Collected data
------------------------------------
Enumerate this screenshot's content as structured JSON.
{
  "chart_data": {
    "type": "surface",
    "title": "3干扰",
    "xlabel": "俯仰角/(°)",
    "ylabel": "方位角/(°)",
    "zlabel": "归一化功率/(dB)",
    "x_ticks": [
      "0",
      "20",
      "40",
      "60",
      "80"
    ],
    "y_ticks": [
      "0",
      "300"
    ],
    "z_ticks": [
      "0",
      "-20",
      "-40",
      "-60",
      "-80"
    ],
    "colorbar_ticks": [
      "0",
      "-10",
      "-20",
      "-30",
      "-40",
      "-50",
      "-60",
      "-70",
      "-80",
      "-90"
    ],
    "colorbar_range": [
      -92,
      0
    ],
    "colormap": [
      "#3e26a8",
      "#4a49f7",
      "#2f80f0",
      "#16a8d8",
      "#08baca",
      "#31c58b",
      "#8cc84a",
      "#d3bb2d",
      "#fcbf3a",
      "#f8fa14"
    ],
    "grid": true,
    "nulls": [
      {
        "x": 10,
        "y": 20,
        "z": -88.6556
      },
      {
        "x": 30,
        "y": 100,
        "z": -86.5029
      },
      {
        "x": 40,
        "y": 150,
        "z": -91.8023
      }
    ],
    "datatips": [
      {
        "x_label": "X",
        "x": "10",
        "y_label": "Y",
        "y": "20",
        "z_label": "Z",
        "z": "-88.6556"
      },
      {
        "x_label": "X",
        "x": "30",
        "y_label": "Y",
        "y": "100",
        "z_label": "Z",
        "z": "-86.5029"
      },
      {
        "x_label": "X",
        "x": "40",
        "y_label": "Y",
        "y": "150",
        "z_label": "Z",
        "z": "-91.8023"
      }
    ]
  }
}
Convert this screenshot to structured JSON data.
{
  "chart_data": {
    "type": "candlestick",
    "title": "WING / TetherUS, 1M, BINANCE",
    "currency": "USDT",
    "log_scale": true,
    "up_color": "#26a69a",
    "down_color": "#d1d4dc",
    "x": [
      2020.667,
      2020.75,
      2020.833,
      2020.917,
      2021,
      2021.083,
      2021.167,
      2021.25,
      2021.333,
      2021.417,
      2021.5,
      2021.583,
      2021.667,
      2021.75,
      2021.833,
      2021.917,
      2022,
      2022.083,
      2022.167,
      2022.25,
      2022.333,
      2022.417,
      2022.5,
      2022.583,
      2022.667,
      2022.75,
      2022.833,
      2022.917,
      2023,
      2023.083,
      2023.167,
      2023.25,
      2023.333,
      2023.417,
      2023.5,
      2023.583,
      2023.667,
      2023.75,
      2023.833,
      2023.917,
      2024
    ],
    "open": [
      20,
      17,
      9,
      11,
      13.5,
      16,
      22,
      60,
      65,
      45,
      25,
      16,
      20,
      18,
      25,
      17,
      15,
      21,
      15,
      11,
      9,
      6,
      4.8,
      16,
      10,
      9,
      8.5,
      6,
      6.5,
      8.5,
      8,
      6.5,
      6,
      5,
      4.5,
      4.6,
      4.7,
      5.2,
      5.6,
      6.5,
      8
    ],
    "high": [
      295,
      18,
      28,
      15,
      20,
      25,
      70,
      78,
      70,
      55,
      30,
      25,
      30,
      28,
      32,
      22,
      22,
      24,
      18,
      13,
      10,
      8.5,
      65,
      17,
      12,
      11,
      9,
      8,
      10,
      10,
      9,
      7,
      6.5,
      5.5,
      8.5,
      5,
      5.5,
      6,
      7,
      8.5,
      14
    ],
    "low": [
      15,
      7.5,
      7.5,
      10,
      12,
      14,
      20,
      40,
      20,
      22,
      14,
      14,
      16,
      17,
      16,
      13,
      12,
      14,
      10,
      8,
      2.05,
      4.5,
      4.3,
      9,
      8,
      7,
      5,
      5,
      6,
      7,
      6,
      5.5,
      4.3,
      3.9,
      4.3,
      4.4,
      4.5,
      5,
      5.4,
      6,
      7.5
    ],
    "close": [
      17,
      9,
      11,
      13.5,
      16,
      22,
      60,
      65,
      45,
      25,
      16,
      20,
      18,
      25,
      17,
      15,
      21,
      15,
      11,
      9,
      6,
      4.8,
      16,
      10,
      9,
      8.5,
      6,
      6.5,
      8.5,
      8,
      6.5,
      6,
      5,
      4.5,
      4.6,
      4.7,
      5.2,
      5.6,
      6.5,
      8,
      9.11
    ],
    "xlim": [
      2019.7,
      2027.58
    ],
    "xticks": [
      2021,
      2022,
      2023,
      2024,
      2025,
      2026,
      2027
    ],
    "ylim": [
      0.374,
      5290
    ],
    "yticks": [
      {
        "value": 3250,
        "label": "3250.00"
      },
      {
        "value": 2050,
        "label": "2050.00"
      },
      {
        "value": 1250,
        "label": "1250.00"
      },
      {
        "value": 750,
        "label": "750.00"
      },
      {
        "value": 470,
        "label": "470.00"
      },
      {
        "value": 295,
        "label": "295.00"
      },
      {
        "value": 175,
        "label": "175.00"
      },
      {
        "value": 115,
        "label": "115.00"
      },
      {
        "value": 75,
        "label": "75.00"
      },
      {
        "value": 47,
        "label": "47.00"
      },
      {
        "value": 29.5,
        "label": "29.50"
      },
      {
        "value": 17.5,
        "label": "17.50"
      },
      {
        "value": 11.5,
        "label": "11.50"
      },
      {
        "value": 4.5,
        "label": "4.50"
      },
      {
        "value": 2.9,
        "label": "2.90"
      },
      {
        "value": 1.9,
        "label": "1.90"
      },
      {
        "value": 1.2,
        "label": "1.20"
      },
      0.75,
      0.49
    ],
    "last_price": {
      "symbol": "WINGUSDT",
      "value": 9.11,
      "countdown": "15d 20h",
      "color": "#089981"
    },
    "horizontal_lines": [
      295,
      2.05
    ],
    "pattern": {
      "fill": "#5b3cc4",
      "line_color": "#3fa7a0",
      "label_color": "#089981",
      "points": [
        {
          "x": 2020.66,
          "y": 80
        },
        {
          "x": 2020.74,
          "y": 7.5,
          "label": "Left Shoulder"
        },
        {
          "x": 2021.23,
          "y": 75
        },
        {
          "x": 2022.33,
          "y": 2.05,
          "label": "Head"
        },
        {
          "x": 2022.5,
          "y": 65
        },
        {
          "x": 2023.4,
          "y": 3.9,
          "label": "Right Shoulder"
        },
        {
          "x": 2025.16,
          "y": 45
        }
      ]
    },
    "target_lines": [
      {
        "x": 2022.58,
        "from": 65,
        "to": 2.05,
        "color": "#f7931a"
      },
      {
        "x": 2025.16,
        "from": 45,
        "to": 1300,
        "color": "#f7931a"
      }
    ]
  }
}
------------------------------------
> [Your objective] Reproduce each line from the records that contains the word "title".

> [Exercise output]
    "title": "3干扰",
    "title": "WING / TetherUS, 1M, BINANCE",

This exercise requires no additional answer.